Copy every line of the data below without changing anything.
== == ==
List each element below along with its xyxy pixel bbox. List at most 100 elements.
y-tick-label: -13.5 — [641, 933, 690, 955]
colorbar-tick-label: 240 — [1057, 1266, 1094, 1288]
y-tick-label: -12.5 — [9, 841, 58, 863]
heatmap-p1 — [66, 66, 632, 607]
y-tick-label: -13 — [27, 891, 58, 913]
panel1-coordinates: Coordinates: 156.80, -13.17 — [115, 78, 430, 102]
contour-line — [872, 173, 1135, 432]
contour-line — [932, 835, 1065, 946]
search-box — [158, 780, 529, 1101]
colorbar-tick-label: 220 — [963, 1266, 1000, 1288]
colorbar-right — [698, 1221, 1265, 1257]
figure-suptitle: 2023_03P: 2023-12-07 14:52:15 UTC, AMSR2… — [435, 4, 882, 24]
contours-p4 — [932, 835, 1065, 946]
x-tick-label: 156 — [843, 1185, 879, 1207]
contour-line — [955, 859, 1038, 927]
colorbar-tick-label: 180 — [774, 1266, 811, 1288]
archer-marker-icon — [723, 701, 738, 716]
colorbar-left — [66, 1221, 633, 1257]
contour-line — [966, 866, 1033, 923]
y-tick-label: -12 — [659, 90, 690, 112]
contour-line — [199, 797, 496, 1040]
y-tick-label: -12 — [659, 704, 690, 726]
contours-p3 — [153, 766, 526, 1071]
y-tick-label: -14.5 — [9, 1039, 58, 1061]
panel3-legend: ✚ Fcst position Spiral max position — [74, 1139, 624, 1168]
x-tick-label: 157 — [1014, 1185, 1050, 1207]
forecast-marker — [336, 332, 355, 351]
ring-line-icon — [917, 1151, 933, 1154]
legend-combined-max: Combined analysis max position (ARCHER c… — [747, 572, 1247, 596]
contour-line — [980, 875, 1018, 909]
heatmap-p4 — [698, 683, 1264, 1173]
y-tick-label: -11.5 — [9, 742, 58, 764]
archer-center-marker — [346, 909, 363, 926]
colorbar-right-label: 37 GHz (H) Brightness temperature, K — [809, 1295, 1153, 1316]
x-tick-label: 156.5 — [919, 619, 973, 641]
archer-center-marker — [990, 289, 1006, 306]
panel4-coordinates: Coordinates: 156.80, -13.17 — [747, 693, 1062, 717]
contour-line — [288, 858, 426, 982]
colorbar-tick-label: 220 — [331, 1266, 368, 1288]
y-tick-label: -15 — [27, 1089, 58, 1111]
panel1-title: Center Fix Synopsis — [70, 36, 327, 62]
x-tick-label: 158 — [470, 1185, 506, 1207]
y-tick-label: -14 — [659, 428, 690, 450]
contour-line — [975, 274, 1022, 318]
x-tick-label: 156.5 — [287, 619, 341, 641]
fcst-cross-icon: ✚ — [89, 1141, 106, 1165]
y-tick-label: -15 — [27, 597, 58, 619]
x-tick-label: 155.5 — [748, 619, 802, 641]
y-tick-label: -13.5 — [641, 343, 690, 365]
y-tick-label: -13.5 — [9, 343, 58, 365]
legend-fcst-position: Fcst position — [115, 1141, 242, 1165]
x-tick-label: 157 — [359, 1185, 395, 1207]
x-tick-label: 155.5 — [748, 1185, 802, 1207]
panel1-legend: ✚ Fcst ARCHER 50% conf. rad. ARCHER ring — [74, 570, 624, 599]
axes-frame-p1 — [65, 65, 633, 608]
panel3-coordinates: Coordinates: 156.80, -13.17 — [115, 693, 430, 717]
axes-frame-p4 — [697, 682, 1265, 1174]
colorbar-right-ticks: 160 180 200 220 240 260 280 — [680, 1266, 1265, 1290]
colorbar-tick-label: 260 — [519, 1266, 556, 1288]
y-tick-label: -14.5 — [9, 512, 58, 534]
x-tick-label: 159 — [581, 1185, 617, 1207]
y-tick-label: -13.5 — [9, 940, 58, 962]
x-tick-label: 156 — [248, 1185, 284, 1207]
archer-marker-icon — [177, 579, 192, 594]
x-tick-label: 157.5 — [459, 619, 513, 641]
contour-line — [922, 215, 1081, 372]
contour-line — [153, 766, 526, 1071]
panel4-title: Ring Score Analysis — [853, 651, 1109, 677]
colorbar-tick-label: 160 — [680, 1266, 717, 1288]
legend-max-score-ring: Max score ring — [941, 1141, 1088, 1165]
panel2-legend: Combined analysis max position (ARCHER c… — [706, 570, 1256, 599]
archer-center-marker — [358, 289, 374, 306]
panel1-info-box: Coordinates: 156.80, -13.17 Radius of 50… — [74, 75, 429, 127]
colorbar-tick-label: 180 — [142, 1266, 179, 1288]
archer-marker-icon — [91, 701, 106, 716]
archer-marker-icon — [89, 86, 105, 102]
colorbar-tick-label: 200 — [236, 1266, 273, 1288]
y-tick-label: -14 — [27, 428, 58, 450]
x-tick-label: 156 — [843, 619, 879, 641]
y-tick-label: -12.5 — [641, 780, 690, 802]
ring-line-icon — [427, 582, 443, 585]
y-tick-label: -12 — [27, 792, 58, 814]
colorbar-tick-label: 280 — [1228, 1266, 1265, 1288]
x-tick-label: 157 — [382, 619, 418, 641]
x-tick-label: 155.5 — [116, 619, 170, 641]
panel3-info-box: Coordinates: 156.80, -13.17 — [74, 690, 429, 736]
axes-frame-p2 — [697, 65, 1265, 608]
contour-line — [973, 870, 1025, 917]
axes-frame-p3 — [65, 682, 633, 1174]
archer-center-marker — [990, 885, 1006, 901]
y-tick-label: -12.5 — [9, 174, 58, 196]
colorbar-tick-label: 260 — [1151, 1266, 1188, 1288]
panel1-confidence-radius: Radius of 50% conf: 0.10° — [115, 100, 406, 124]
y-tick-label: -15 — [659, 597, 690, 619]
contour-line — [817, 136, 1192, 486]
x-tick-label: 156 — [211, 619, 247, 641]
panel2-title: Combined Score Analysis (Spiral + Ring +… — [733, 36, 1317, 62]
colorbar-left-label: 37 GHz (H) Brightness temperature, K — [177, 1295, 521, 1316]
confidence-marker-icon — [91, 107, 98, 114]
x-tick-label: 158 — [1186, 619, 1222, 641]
== == ==
* **EXERCISE RESPONSE**
List each element below along with its xyxy pixel bbox. List at most 100 elements.
y-tick-label: -13.5 — [641, 933, 690, 955]
colorbar-tick-label: 240 — [1057, 1266, 1094, 1288]
y-tick-label: -12.5 — [9, 841, 58, 863]
heatmap-p1 — [66, 66, 632, 607]
y-tick-label: -13 — [27, 891, 58, 913]
panel1-coordinates: Coordinates: 156.80, -13.17 — [115, 78, 430, 102]
contour-line — [872, 173, 1135, 432]
contour-line — [932, 835, 1065, 946]
search-box — [158, 780, 529, 1101]
colorbar-tick-label: 220 — [963, 1266, 1000, 1288]
colorbar-right — [698, 1221, 1265, 1257]
figure-suptitle: 2023_03P: 2023-12-07 14:52:15 UTC, AMSR2… — [435, 4, 882, 24]
contours-p4 — [932, 835, 1065, 946]
x-tick-label: 156 — [843, 1185, 879, 1207]
contour-line — [955, 859, 1038, 927]
colorbar-tick-label: 180 — [774, 1266, 811, 1288]
archer-marker-icon — [723, 701, 738, 716]
colorbar-left — [66, 1221, 633, 1257]
contour-line — [966, 866, 1033, 923]
y-tick-label: -12 — [659, 90, 690, 112]
contour-line — [199, 797, 496, 1040]
y-tick-label: -12 — [659, 704, 690, 726]
contours-p3 — [153, 766, 526, 1071]
y-tick-label: -14.5 — [9, 1039, 58, 1061]
panel3-legend: ✚ Fcst position Spiral max position — [74, 1139, 624, 1168]
x-tick-label: 157 — [1014, 1185, 1050, 1207]
forecast-marker — [336, 332, 355, 351]
ring-line-icon — [917, 1151, 933, 1154]
legend-combined-max: Combined analysis max position (ARCHER c… — [747, 572, 1247, 596]
contour-line — [980, 875, 1018, 909]
heatmap-p4 — [698, 683, 1264, 1173]
y-tick-label: -11.5 — [9, 742, 58, 764]
archer-center-marker — [346, 909, 363, 926]
colorbar-right-label: 37 GHz (H) Brightness temperature, K — [809, 1295, 1153, 1316]
x-tick-label: 156.5 — [919, 619, 973, 641]
archer-center-marker — [990, 289, 1006, 306]
panel4-coordinates: Coordinates: 156.80, -13.17 — [747, 693, 1062, 717]
contour-line — [288, 858, 426, 982]
colorbar-tick-label: 220 — [331, 1266, 368, 1288]
y-tick-label: -15 — [27, 1089, 58, 1111]
panel1-title: Center Fix Synopsis — [70, 36, 327, 62]
x-tick-label: 158 — [470, 1185, 506, 1207]
y-tick-label: -14 — [659, 428, 690, 450]
contour-line — [975, 274, 1022, 318]
x-tick-label: 156.5 — [287, 619, 341, 641]
fcst-cross-icon: ✚ — [89, 1141, 106, 1165]
y-tick-label: -15 — [27, 597, 58, 619]
x-tick-label: 155.5 — [748, 619, 802, 641]
y-tick-label: -13.5 — [641, 343, 690, 365]
y-tick-label: -13.5 — [9, 343, 58, 365]
legend-fcst-position: Fcst position — [115, 1141, 242, 1165]
x-tick-label: 157 — [359, 1185, 395, 1207]
x-tick-label: 155.5 — [748, 1185, 802, 1207]
panel1-legend: ✚ Fcst ARCHER 50% conf. rad. ARCHER ring — [74, 570, 624, 599]
axes-frame-p1 — [65, 65, 633, 608]
panel3-coordinates: Coordinates: 156.80, -13.17 — [115, 693, 430, 717]
axes-frame-p4 — [697, 682, 1265, 1174]
colorbar-right-ticks: 160 180 200 220 240 260 280 — [680, 1266, 1265, 1290]
colorbar-tick-label: 260 — [519, 1266, 556, 1288]
y-tick-label: -14.5 — [9, 512, 58, 534]
x-tick-label: 159 — [581, 1185, 617, 1207]
y-tick-label: -13.5 — [9, 940, 58, 962]
x-tick-label: 156 — [248, 1185, 284, 1207]
archer-marker-icon — [177, 579, 192, 594]
x-tick-label: 157.5 — [459, 619, 513, 641]
contour-line — [922, 215, 1081, 372]
contour-line — [153, 766, 526, 1071]
panel4-title: Ring Score Analysis — [853, 651, 1109, 677]
colorbar-tick-label: 160 — [680, 1266, 717, 1288]
legend-max-score-ring: Max score ring — [941, 1141, 1088, 1165]
panel2-legend: Combined analysis max position (ARCHER c… — [706, 570, 1256, 599]
archer-center-marker — [358, 289, 374, 306]
panel1-info-box: Coordinates: 156.80, -13.17 Radius of 50… — [74, 75, 429, 127]
colorbar-tick-label: 180 — [142, 1266, 179, 1288]
archer-marker-icon — [91, 701, 106, 716]
archer-marker-icon — [89, 86, 105, 102]
colorbar-tick-label: 200 — [236, 1266, 273, 1288]
y-tick-label: -14 — [27, 428, 58, 450]
x-tick-label: 156 — [843, 619, 879, 641]
y-tick-label: -12.5 — [641, 780, 690, 802]
ring-line-icon — [427, 582, 443, 585]
y-tick-label: -12 — [27, 792, 58, 814]
colorbar-tick-label: 280 — [1228, 1266, 1265, 1288]
x-tick-label: 157 — [382, 619, 418, 641]
x-tick-label: 155.5 — [116, 619, 170, 641]
panel3-info-box: Coordinates: 156.80, -13.17 — [74, 690, 429, 736]
axes-frame-p2 — [697, 65, 1265, 608]
contour-line — [973, 870, 1025, 917]
axes-frame-p3 — [65, 682, 633, 1174]
archer-center-marker — [990, 885, 1006, 901]
y-tick-label: -12.5 — [9, 174, 58, 196]
colorbar-tick-label: 260 — [1151, 1266, 1188, 1288]
panel1-confidence-radius: Radius of 50% conf: 0.10° — [115, 100, 406, 124]
y-tick-label: -15 — [659, 597, 690, 619]
contour-line — [817, 136, 1192, 486]
x-tick-label: 156 — [211, 619, 247, 641]
panel2-title: Combined Score Analysis (Spiral + Ring +… — [733, 36, 1317, 62]
colorbar-left-label: 37 GHz (H) Brightness temperature, K — [177, 1295, 521, 1316]
confidence-marker-icon — [91, 107, 98, 114]
x-tick-label: 158 — [1186, 619, 1222, 641]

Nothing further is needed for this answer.